What to work on
Every line holding the string "deals" should be gathered.
* start Exercise material *
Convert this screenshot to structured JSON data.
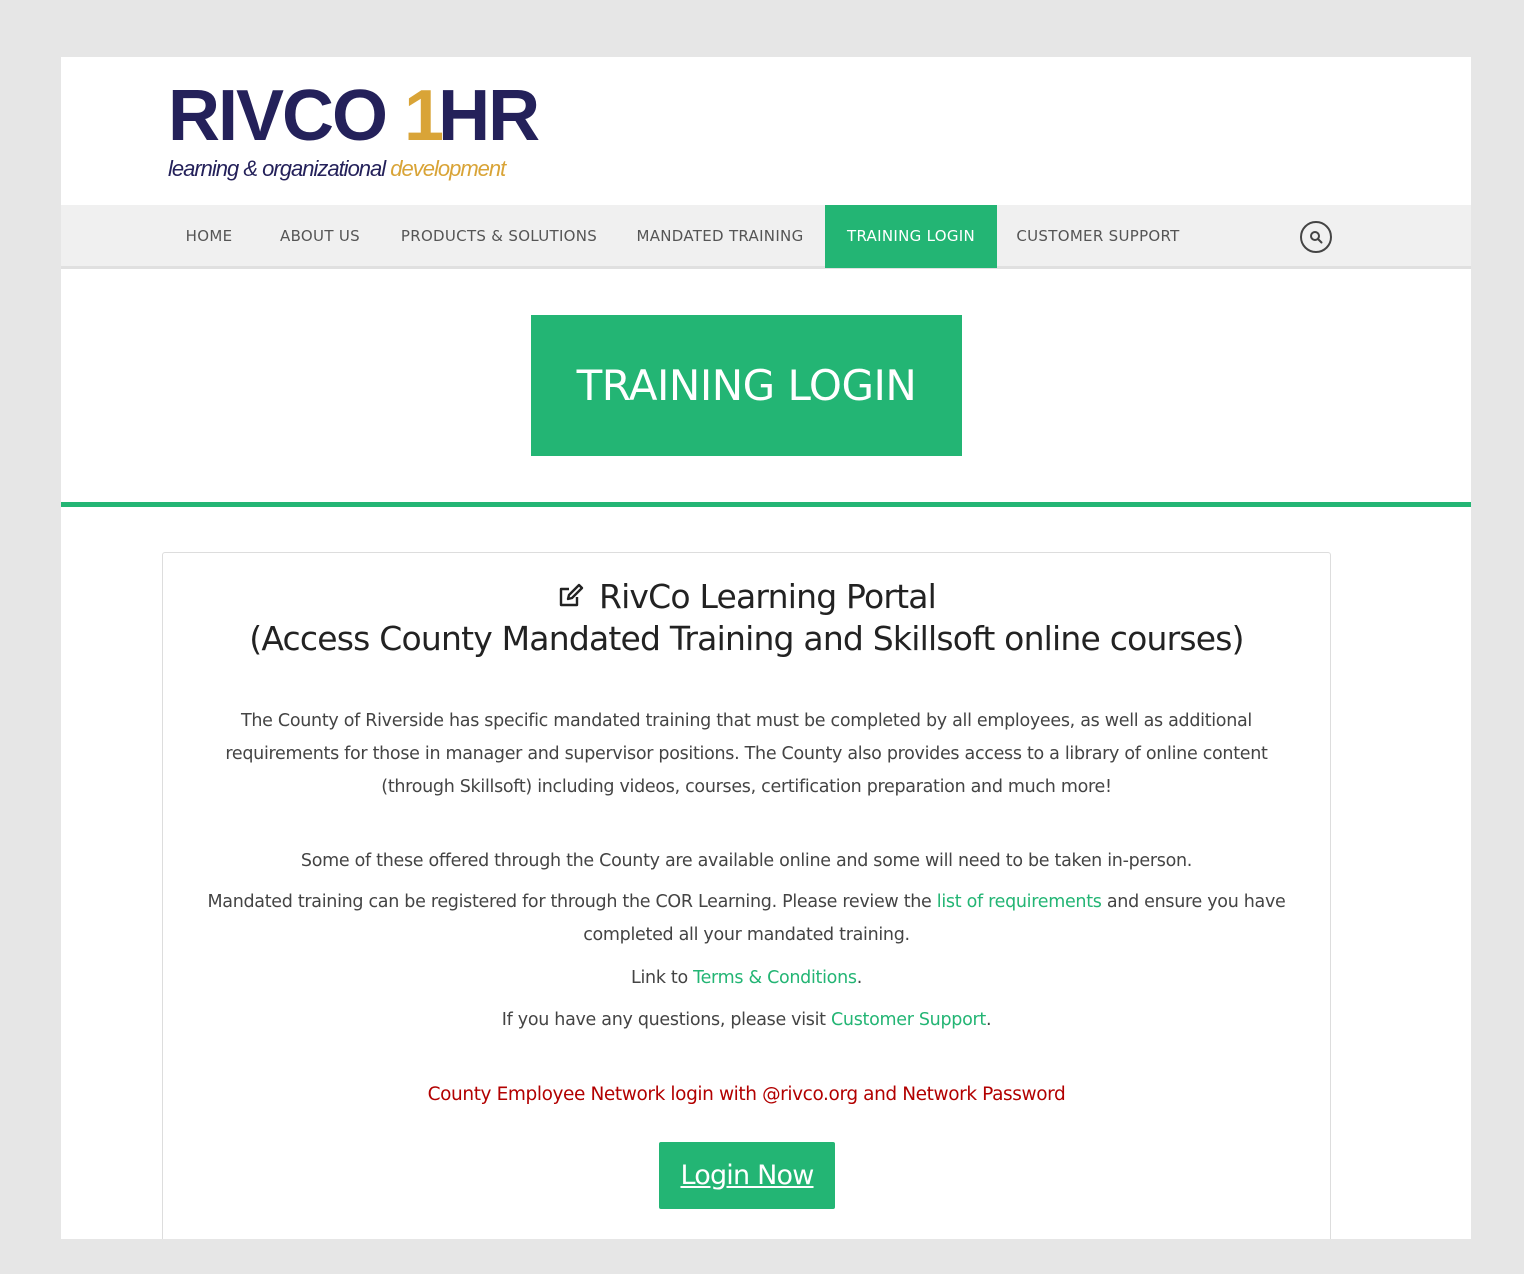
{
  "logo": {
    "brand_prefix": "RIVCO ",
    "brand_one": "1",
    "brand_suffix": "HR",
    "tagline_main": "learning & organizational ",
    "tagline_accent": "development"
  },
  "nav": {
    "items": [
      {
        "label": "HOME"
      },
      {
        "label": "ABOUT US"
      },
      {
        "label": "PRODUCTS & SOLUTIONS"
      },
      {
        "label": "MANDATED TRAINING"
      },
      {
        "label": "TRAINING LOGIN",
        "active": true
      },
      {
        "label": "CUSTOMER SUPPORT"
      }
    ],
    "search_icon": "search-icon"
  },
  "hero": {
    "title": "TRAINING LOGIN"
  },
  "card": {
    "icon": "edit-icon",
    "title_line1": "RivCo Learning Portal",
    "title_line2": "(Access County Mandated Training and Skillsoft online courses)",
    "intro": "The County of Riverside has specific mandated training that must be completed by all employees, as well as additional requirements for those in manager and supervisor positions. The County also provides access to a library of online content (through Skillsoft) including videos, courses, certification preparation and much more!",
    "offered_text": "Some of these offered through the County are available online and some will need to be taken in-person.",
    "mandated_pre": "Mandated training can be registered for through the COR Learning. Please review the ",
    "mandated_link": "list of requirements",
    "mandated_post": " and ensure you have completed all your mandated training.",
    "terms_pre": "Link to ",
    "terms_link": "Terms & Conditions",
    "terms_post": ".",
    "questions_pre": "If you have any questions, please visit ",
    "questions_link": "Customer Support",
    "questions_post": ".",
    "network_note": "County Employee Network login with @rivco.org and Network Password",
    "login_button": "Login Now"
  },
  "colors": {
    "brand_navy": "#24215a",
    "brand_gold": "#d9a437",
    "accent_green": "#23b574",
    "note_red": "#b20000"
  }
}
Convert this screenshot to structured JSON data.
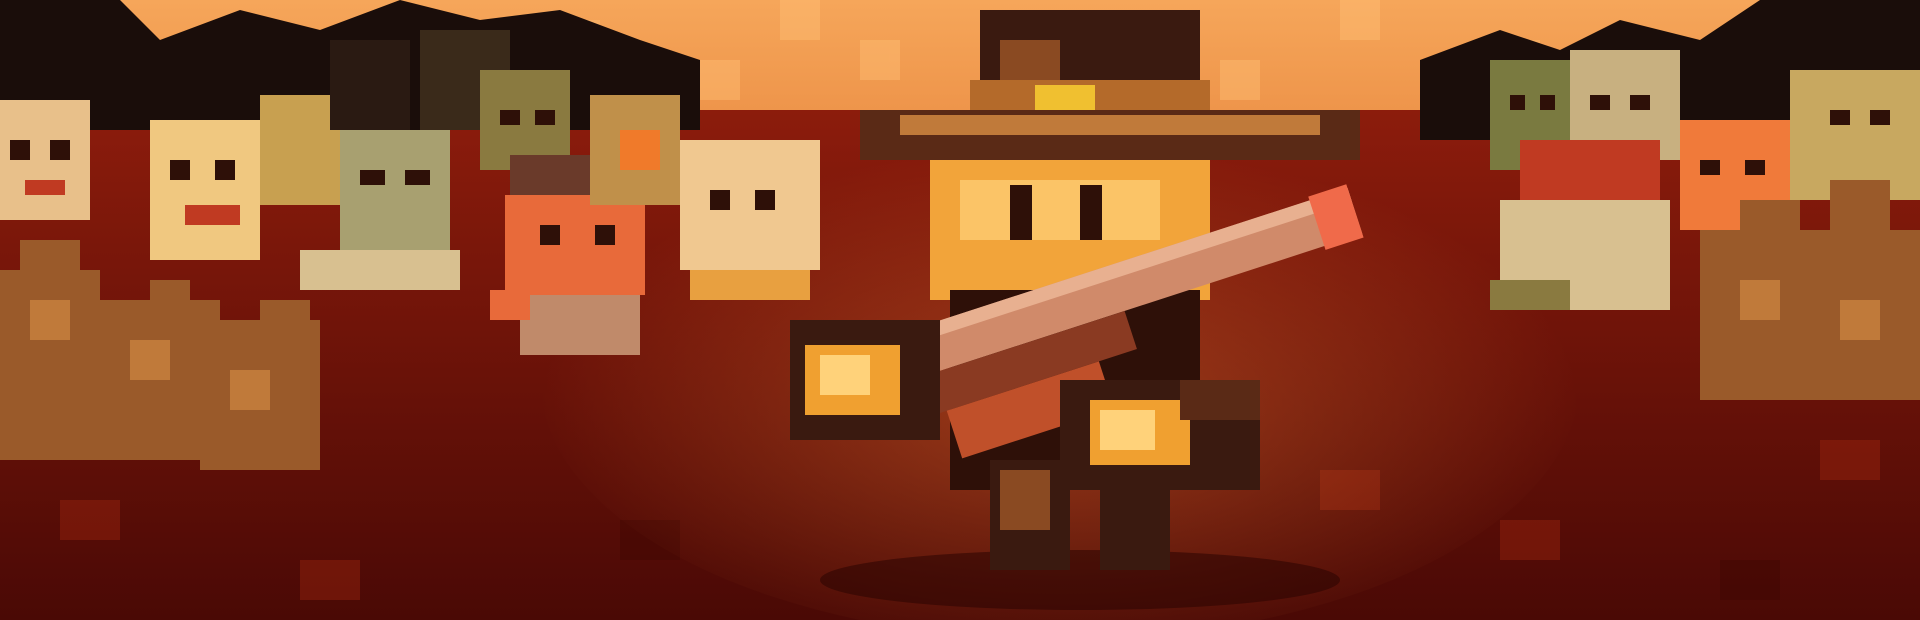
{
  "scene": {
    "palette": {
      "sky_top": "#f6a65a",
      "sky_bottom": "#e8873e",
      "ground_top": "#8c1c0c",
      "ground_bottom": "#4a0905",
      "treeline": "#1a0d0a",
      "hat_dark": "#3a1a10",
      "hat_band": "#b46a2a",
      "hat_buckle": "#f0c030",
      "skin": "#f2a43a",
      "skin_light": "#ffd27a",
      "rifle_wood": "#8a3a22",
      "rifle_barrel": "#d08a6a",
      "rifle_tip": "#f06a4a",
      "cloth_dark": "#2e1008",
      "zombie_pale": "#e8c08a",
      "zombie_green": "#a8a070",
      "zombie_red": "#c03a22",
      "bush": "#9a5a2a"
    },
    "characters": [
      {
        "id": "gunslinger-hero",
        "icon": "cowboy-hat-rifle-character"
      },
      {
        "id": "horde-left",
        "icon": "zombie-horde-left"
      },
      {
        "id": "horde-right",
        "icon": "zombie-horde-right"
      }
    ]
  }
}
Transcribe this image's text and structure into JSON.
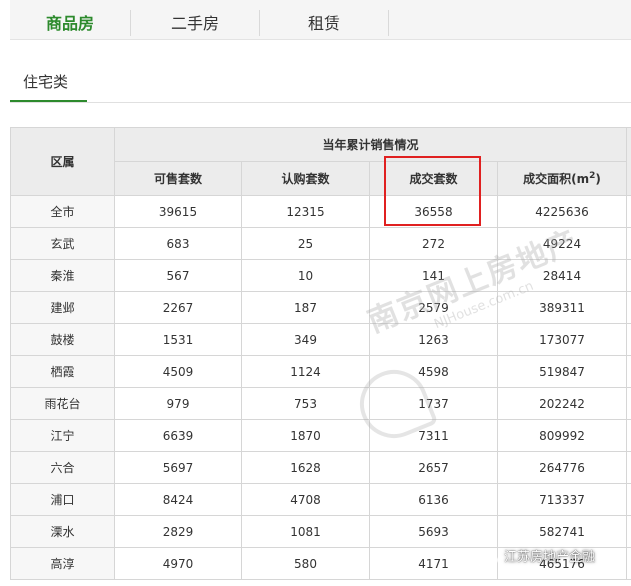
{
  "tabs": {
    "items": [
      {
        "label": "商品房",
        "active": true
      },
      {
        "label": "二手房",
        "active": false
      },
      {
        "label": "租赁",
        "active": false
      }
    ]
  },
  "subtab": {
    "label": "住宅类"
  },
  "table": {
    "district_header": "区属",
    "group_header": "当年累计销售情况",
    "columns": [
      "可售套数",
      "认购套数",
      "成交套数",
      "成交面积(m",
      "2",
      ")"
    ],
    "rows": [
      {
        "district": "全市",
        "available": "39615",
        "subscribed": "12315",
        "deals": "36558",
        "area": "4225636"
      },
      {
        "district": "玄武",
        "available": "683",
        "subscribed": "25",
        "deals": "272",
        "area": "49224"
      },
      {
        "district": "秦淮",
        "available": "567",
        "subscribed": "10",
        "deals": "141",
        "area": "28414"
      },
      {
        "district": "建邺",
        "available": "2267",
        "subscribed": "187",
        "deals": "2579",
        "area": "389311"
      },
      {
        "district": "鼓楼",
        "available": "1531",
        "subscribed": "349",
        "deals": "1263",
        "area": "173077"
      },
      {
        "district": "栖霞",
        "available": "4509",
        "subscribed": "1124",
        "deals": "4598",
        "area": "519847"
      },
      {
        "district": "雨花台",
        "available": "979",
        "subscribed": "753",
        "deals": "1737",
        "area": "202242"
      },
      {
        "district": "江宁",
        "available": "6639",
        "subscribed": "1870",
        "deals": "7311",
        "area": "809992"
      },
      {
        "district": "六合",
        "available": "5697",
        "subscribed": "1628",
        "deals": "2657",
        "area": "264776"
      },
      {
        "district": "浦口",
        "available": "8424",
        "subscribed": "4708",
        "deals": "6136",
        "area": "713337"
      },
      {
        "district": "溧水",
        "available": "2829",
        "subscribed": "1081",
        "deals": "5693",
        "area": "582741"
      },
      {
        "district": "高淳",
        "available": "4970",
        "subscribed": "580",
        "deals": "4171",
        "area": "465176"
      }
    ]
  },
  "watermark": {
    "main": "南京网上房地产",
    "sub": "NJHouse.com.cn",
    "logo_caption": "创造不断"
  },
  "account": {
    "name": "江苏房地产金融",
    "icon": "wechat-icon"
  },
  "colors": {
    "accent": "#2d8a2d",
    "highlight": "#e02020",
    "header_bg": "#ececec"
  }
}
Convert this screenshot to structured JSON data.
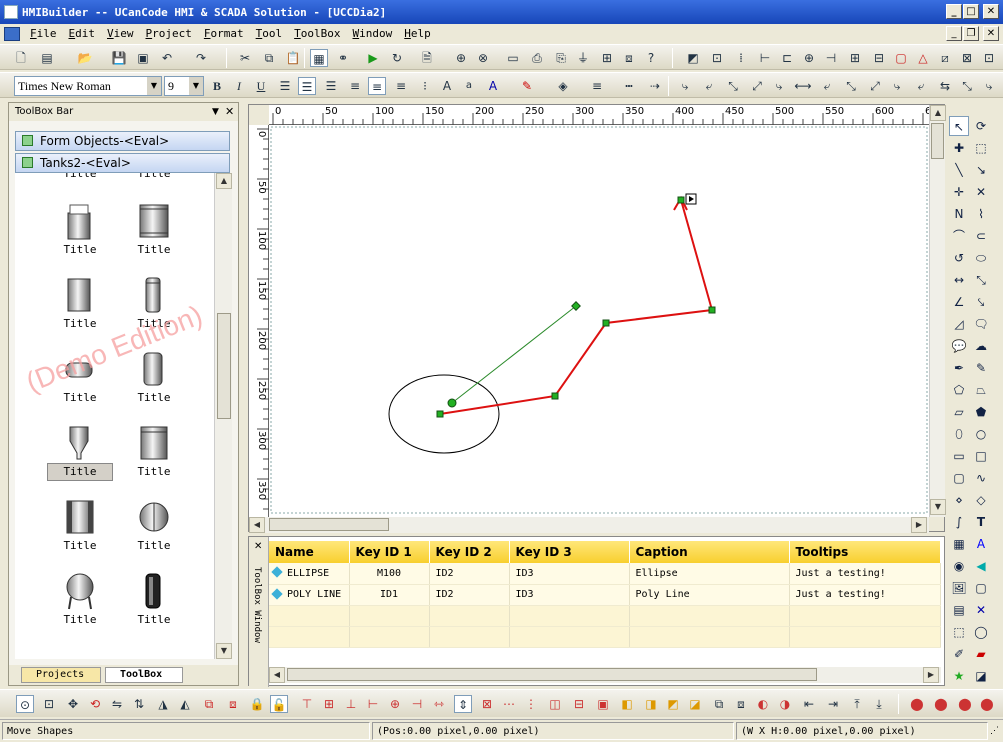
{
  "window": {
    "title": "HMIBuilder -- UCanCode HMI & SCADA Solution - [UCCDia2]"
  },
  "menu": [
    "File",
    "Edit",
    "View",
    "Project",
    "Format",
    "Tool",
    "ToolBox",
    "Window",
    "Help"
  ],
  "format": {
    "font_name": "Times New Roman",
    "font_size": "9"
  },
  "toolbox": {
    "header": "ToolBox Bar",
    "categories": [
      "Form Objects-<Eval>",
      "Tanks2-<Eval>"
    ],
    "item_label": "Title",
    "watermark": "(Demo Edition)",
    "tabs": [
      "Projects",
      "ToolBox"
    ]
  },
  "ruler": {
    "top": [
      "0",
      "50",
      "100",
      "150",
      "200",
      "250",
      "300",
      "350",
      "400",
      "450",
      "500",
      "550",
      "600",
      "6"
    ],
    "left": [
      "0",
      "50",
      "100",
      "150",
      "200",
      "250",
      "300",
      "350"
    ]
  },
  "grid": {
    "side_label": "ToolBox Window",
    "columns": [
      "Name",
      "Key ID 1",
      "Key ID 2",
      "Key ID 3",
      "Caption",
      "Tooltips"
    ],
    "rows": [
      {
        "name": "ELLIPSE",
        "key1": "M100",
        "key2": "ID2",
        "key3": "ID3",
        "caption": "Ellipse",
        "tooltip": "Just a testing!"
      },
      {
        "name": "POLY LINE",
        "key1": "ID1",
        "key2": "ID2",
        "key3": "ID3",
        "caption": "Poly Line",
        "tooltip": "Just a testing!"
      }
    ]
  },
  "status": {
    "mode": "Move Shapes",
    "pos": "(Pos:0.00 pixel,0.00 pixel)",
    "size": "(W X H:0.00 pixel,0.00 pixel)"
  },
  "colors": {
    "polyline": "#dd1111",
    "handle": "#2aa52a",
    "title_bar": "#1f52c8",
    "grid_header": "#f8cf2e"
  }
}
* end Exercise material *
Written response
        "deals": "36558",
        "deals": "272",
        "deals": "141",
        "deals": "2579",
        "deals": "1263",
        "deals": "4598",
        "deals": "1737",
        "deals": "7311",
        "deals": "2657",
        "deals": "6136",
        "deals": "5693",
        "deals": "4171",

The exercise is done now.